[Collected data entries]
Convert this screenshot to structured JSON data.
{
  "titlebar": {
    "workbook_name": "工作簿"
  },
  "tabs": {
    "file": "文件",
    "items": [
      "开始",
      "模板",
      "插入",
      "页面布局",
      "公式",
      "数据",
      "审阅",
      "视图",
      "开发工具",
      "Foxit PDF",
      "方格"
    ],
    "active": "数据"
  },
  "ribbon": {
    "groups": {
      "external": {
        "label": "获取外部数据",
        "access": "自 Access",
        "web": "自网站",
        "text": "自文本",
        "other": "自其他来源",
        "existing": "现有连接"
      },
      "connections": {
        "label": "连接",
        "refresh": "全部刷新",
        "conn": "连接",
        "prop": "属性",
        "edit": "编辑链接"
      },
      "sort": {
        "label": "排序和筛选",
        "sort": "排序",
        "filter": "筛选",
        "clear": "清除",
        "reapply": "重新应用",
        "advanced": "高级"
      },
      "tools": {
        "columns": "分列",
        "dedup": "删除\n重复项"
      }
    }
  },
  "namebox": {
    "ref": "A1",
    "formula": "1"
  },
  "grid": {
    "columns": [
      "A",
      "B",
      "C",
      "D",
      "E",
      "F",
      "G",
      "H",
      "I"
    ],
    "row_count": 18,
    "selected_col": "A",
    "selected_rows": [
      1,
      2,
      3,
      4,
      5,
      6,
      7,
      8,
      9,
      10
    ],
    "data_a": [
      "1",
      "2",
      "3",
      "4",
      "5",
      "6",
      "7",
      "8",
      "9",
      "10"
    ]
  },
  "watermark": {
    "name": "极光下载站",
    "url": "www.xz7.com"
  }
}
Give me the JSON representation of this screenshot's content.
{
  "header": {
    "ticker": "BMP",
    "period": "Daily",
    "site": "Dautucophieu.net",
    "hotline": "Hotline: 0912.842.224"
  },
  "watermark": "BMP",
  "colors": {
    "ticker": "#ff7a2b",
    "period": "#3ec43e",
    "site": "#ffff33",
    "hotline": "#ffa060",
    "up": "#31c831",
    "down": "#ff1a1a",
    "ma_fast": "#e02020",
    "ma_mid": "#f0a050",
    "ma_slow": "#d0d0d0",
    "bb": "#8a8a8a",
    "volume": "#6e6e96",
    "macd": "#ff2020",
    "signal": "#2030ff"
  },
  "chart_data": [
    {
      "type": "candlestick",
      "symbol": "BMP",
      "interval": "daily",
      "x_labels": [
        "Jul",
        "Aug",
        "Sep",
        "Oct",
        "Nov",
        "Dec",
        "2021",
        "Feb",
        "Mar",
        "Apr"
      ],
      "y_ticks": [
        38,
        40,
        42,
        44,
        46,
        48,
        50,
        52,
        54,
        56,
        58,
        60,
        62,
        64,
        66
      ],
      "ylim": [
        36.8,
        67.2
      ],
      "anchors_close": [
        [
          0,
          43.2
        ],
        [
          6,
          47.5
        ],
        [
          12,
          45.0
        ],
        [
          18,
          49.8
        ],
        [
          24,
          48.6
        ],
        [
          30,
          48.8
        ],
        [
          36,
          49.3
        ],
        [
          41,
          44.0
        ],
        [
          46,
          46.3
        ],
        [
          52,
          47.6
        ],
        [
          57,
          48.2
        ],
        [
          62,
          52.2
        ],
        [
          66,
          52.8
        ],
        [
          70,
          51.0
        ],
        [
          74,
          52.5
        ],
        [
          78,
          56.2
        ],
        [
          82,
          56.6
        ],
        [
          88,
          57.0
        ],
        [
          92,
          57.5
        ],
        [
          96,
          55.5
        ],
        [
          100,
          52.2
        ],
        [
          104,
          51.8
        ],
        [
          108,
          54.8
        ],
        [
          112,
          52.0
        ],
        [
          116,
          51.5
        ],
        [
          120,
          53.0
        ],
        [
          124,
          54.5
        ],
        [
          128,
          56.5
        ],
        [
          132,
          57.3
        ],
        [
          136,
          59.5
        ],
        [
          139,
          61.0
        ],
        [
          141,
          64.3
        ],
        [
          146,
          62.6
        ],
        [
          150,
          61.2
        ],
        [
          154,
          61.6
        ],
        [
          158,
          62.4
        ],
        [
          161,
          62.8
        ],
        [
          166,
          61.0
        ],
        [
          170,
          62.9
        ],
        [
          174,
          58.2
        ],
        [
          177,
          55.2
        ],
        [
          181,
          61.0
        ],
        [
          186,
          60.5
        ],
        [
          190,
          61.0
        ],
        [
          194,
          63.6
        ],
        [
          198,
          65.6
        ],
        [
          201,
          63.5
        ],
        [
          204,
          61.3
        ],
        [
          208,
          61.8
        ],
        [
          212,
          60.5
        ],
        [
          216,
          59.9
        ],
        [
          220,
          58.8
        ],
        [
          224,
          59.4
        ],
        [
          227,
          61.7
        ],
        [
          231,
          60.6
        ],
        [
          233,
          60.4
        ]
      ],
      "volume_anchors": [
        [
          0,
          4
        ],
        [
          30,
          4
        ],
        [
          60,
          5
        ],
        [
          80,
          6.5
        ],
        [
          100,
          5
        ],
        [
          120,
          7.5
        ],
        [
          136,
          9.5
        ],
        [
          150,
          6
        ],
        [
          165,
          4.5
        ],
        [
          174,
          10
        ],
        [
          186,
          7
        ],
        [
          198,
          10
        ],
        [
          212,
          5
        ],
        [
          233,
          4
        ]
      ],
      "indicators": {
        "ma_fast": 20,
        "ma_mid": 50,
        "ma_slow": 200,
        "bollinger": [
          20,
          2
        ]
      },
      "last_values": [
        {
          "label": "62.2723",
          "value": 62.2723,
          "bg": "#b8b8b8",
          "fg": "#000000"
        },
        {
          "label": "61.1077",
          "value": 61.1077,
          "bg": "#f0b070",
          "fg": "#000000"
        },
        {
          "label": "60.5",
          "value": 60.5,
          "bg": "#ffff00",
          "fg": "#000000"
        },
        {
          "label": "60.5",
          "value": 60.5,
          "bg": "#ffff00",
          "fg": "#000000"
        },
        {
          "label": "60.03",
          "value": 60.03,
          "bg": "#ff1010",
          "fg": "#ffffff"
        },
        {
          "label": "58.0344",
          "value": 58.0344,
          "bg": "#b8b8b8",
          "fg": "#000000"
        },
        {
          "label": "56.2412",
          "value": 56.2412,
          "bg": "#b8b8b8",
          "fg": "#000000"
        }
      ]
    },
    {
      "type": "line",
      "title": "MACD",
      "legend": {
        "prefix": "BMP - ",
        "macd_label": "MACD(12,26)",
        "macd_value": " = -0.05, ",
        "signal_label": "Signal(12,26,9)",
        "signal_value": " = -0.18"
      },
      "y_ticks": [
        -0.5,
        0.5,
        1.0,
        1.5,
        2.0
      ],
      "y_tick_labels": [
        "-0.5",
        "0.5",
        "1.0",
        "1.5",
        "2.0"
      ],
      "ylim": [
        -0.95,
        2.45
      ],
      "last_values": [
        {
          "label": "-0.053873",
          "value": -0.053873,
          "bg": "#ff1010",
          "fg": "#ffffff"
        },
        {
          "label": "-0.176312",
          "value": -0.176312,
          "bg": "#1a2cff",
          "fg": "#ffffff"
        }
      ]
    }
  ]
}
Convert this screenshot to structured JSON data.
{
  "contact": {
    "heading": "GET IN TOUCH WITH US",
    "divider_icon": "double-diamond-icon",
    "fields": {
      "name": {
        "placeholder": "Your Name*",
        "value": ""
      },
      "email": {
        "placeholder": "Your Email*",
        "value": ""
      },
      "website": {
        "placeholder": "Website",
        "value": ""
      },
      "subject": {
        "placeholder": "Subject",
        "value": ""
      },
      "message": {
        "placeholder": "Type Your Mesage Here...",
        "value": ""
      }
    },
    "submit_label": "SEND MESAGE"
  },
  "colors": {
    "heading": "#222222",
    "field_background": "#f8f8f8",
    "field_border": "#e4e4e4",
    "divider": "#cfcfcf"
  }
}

*Given problem:*
Repeat the entries exactly, all of them.

*Expected answer:*
Convert this screenshot to structured JSON data.
{
  "titlebar": {
    "workbook_name": "工作簿"
  },
  "tabs": {
    "file": "文件",
    "items": [
      "开始",
      "模板",
      "插入",
      "页面布局",
      "公式",
      "数据",
      "审阅",
      "视图",
      "开发工具",
      "Foxit PDF",
      "方格"
    ],
    "active": "数据"
  },
  "ribbon": {
    "groups": {
      "external": {
        "label": "获取外部数据",
        "access": "自 Access",
        "web": "自网站",
        "text": "自文本",
        "other": "自其他来源",
        "existing": "现有连接"
      },
      "connections": {
        "label": "连接",
        "refresh": "全部刷新",
        "conn": "连接",
        "prop": "属性",
        "edit": "编辑链接"
      },
      "sort": {
        "label": "排序和筛选",
        "sort": "排序",
        "filter": "筛选",
        "clear": "清除",
        "reapply": "重新应用",
        "advanced": "高级"
      },
      "tools": {
        "columns": "分列",
        "dedup": "删除\n重复项"
      }
    }
  },
  "namebox": {
    "ref": "A1",
    "formula": "1"
  },
  "grid": {
    "columns": [
      "A",
      "B",
      "C",
      "D",
      "E",
      "F",
      "G",
      "H",
      "I"
    ],
    "row_count": 18,
    "selected_col": "A",
    "selected_rows": [
      1,
      2,
      3,
      4,
      5,
      6,
      7,
      8,
      9,
      10
    ],
    "data_a": [
      "1",
      "2",
      "3",
      "4",
      "5",
      "6",
      "7",
      "8",
      "9",
      "10"
    ]
  },
  "watermark": {
    "name": "极光下载站",
    "url": "www.xz7.com"
  }
}
Give me the JSON representation of this screenshot's content.
{
  "header": {
    "ticker": "BMP",
    "period": "Daily",
    "site": "Dautucophieu.net",
    "hotline": "Hotline: 0912.842.224"
  },
  "watermark": "BMP",
  "colors": {
    "ticker": "#ff7a2b",
    "period": "#3ec43e",
    "site": "#ffff33",
    "hotline": "#ffa060",
    "up": "#31c831",
    "down": "#ff1a1a",
    "ma_fast": "#e02020",
    "ma_mid": "#f0a050",
    "ma_slow": "#d0d0d0",
    "bb": "#8a8a8a",
    "volume": "#6e6e96",
    "macd": "#ff2020",
    "signal": "#2030ff"
  },
  "chart_data": [
    {
      "type": "candlestick",
      "symbol": "BMP",
      "interval": "daily",
      "x_labels": [
        "Jul",
        "Aug",
        "Sep",
        "Oct",
        "Nov",
        "Dec",
        "2021",
        "Feb",
        "Mar",
        "Apr"
      ],
      "y_ticks": [
        38,
        40,
        42,
        44,
        46,
        48,
        50,
        52,
        54,
        56,
        58,
        60,
        62,
        64,
        66
      ],
      "ylim": [
        36.8,
        67.2
      ],
      "anchors_close": [
        [
          0,
          43.2
        ],
        [
          6,
          47.5
        ],
        [
          12,
          45.0
        ],
        [
          18,
          49.8
        ],
        [
          24,
          48.6
        ],
        [
          30,
          48.8
        ],
        [
          36,
          49.3
        ],
        [
          41,
          44.0
        ],
        [
          46,
          46.3
        ],
        [
          52,
          47.6
        ],
        [
          57,
          48.2
        ],
        [
          62,
          52.2
        ],
        [
          66,
          52.8
        ],
        [
          70,
          51.0
        ],
        [
          74,
          52.5
        ],
        [
          78,
          56.2
        ],
        [
          82,
          56.6
        ],
        [
          88,
          57.0
        ],
        [
          92,
          57.5
        ],
        [
          96,
          55.5
        ],
        [
          100,
          52.2
        ],
        [
          104,
          51.8
        ],
        [
          108,
          54.8
        ],
        [
          112,
          52.0
        ],
        [
          116,
          51.5
        ],
        [
          120,
          53.0
        ],
        [
          124,
          54.5
        ],
        [
          128,
          56.5
        ],
        [
          132,
          57.3
        ],
        [
          136,
          59.5
        ],
        [
          139,
          61.0
        ],
        [
          141,
          64.3
        ],
        [
          146,
          62.6
        ],
        [
          150,
          61.2
        ],
        [
          154,
          61.6
        ],
        [
          158,
          62.4
        ],
        [
          161,
          62.8
        ],
        [
          166,
          61.0
        ],
        [
          170,
          62.9
        ],
        [
          174,
          58.2
        ],
        [
          177,
          55.2
        ],
        [
          181,
          61.0
        ],
        [
          186,
          60.5
        ],
        [
          190,
          61.0
        ],
        [
          194,
          63.6
        ],
        [
          198,
          65.6
        ],
        [
          201,
          63.5
        ],
        [
          204,
          61.3
        ],
        [
          208,
          61.8
        ],
        [
          212,
          60.5
        ],
        [
          216,
          59.9
        ],
        [
          220,
          58.8
        ],
        [
          224,
          59.4
        ],
        [
          227,
          61.7
        ],
        [
          231,
          60.6
        ],
        [
          233,
          60.4
        ]
      ],
      "volume_anchors": [
        [
          0,
          4
        ],
        [
          30,
          4
        ],
        [
          60,
          5
        ],
        [
          80,
          6.5
        ],
        [
          100,
          5
        ],
        [
          120,
          7.5
        ],
        [
          136,
          9.5
        ],
        [
          150,
          6
        ],
        [
          165,
          4.5
        ],
        [
          174,
          10
        ],
        [
          186,
          7
        ],
        [
          198,
          10
        ],
        [
          212,
          5
        ],
        [
          233,
          4
        ]
      ],
      "indicators": {
        "ma_fast": 20,
        "ma_mid": 50,
        "ma_slow": 200,
        "bollinger": [
          20,
          2
        ]
      },
      "last_values": [
        {
          "label": "62.2723",
          "value": 62.2723,
          "bg": "#b8b8b8",
          "fg": "#000000"
        },
        {
          "label": "61.1077",
          "value": 61.1077,
          "bg": "#f0b070",
          "fg": "#000000"
        },
        {
          "label": "60.5",
          "value": 60.5,
          "bg": "#ffff00",
          "fg": "#000000"
        },
        {
          "label": "60.5",
          "value": 60.5,
          "bg": "#ffff00",
          "fg": "#000000"
        },
        {
          "label": "60.03",
          "value": 60.03,
          "bg": "#ff1010",
          "fg": "#ffffff"
        },
        {
          "label": "58.0344",
          "value": 58.0344,
          "bg": "#b8b8b8",
          "fg": "#000000"
        },
        {
          "label": "56.2412",
          "value": 56.2412,
          "bg": "#b8b8b8",
          "fg": "#000000"
        }
      ]
    },
    {
      "type": "line",
      "title": "MACD",
      "legend": {
        "prefix": "BMP - ",
        "macd_label": "MACD(12,26)",
        "macd_value": " = -0.05, ",
        "signal_label": "Signal(12,26,9)",
        "signal_value": " = -0.18"
      },
      "y_ticks": [
        -0.5,
        0.5,
        1.0,
        1.5,
        2.0
      ],
      "y_tick_labels": [
        "-0.5",
        "0.5",
        "1.0",
        "1.5",
        "2.0"
      ],
      "ylim": [
        -0.95,
        2.45
      ],
      "last_values": [
        {
          "label": "-0.053873",
          "value": -0.053873,
          "bg": "#ff1010",
          "fg": "#ffffff"
        },
        {
          "label": "-0.176312",
          "value": -0.176312,
          "bg": "#1a2cff",
          "fg": "#ffffff"
        }
      ]
    }
  ]
}
Convert this screenshot to structured JSON data.
{
  "contact": {
    "heading": "GET IN TOUCH WITH US",
    "divider_icon": "double-diamond-icon",
    "fields": {
      "name": {
        "placeholder": "Your Name*",
        "value": ""
      },
      "email": {
        "placeholder": "Your Email*",
        "value": ""
      },
      "website": {
        "placeholder": "Website",
        "value": ""
      },
      "subject": {
        "placeholder": "Subject",
        "value": ""
      },
      "message": {
        "placeholder": "Type Your Mesage Here...",
        "value": ""
      }
    },
    "submit_label": "SEND MESAGE"
  },
  "colors": {
    "heading": "#222222",
    "field_background": "#f8f8f8",
    "field_border": "#e4e4e4",
    "divider": "#cfcfcf"
  }
}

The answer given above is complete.